## Begin

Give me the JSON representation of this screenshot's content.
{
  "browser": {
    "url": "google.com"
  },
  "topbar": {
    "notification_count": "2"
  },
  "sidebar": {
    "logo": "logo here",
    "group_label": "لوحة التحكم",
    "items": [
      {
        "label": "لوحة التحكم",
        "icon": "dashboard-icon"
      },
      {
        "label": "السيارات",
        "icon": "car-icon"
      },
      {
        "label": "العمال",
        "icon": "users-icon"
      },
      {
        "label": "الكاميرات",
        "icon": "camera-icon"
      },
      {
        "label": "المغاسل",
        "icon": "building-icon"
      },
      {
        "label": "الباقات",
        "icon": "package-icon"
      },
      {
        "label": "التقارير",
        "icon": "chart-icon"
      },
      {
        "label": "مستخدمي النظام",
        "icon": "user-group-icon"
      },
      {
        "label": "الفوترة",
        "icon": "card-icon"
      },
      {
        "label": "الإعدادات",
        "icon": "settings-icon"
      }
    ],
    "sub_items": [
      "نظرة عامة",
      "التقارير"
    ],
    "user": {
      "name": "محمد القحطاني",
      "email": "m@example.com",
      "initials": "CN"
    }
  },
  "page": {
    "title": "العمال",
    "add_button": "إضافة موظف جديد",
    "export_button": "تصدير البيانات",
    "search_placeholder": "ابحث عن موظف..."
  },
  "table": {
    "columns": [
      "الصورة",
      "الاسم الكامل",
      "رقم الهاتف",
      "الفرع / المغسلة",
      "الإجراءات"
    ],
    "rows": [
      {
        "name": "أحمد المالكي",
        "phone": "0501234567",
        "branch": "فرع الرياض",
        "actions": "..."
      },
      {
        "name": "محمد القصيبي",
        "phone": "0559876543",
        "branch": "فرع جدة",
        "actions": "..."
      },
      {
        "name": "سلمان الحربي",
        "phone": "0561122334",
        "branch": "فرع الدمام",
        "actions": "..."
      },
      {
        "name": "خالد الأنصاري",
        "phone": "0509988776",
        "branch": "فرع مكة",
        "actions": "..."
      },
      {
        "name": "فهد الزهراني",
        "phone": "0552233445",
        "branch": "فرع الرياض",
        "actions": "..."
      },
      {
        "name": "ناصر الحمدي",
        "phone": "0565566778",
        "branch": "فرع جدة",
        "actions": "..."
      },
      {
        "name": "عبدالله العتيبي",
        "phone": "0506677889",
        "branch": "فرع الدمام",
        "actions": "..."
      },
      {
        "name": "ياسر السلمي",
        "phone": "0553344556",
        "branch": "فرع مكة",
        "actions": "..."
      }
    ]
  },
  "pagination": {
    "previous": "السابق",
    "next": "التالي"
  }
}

## End

#### [Exercise brief]
Output every line above without altering anything.

#### [Exercise result]
Give me the JSON representation of this screenshot's content.
{
  "browser": {
    "url": "google.com"
  },
  "topbar": {
    "notification_count": "2"
  },
  "sidebar": {
    "logo": "logo here",
    "group_label": "لوحة التحكم",
    "items": [
      {
        "label": "لوحة التحكم",
        "icon": "dashboard-icon"
      },
      {
        "label": "السيارات",
        "icon": "car-icon"
      },
      {
        "label": "العمال",
        "icon": "users-icon"
      },
      {
        "label": "الكاميرات",
        "icon": "camera-icon"
      },
      {
        "label": "المغاسل",
        "icon": "building-icon"
      },
      {
        "label": "الباقات",
        "icon": "package-icon"
      },
      {
        "label": "التقارير",
        "icon": "chart-icon"
      },
      {
        "label": "مستخدمي النظام",
        "icon": "user-group-icon"
      },
      {
        "label": "الفوترة",
        "icon": "card-icon"
      },
      {
        "label": "الإعدادات",
        "icon": "settings-icon"
      }
    ],
    "sub_items": [
      "نظرة عامة",
      "التقارير"
    ],
    "user": {
      "name": "محمد القحطاني",
      "email": "m@example.com",
      "initials": "CN"
    }
  },
  "page": {
    "title": "العمال",
    "add_button": "إضافة موظف جديد",
    "export_button": "تصدير البيانات",
    "search_placeholder": "ابحث عن موظف..."
  },
  "table": {
    "columns": [
      "الصورة",
      "الاسم الكامل",
      "رقم الهاتف",
      "الفرع / المغسلة",
      "الإجراءات"
    ],
    "rows": [
      {
        "name": "أحمد المالكي",
        "phone": "0501234567",
        "branch": "فرع الرياض",
        "actions": "..."
      },
      {
        "name": "محمد القصيبي",
        "phone": "0559876543",
        "branch": "فرع جدة",
        "actions": "..."
      },
      {
        "name": "سلمان الحربي",
        "phone": "0561122334",
        "branch": "فرع الدمام",
        "actions": "..."
      },
      {
        "name": "خالد الأنصاري",
        "phone": "0509988776",
        "branch": "فرع مكة",
        "actions": "..."
      },
      {
        "name": "فهد الزهراني",
        "phone": "0552233445",
        "branch": "فرع الرياض",
        "actions": "..."
      },
      {
        "name": "ناصر الحمدي",
        "phone": "0565566778",
        "branch": "فرع جدة",
        "actions": "..."
      },
      {
        "name": "عبدالله العتيبي",
        "phone": "0506677889",
        "branch": "فرع الدمام",
        "actions": "..."
      },
      {
        "name": "ياسر السلمي",
        "phone": "0553344556",
        "branch": "فرع مكة",
        "actions": "..."
      }
    ]
  },
  "pagination": {
    "previous": "السابق",
    "next": "التالي"
  }
}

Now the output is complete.